Short exercise: State how many lines in the records hold the word "kola", giving the number and no other text.

Supplied records:
________
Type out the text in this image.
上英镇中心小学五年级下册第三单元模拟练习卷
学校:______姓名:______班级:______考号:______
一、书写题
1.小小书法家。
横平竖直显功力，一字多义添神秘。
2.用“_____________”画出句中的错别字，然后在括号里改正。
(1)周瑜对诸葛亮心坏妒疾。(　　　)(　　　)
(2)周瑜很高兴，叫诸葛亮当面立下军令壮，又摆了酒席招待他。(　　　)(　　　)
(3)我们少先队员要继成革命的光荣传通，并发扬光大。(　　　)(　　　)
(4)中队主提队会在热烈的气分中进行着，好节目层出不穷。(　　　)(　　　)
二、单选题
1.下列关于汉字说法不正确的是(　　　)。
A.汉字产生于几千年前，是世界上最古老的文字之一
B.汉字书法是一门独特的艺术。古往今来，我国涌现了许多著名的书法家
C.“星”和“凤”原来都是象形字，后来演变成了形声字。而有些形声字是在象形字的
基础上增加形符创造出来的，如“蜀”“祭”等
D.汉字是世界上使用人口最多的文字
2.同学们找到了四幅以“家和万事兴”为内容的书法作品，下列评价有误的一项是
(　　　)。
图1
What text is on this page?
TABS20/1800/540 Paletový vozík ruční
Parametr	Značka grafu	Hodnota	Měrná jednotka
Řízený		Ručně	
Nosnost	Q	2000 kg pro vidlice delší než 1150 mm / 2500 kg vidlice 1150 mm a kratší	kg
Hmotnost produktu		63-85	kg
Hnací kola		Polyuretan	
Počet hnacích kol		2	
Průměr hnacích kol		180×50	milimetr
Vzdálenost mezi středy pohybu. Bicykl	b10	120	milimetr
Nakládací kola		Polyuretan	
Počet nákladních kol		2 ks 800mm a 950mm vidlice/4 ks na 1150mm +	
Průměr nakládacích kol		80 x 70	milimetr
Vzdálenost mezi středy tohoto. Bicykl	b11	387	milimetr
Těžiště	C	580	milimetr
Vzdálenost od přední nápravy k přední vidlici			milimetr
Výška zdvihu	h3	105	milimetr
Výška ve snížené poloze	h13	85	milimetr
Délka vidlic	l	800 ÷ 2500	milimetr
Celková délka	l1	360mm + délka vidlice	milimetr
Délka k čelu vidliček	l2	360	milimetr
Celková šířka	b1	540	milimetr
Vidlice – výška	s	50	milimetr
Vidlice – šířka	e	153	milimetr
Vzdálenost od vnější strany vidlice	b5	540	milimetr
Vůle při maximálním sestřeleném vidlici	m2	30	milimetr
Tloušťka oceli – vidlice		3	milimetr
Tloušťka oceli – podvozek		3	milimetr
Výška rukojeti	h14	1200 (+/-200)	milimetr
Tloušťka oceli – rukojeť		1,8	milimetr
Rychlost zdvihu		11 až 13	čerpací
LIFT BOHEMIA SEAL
________
Finished task: 2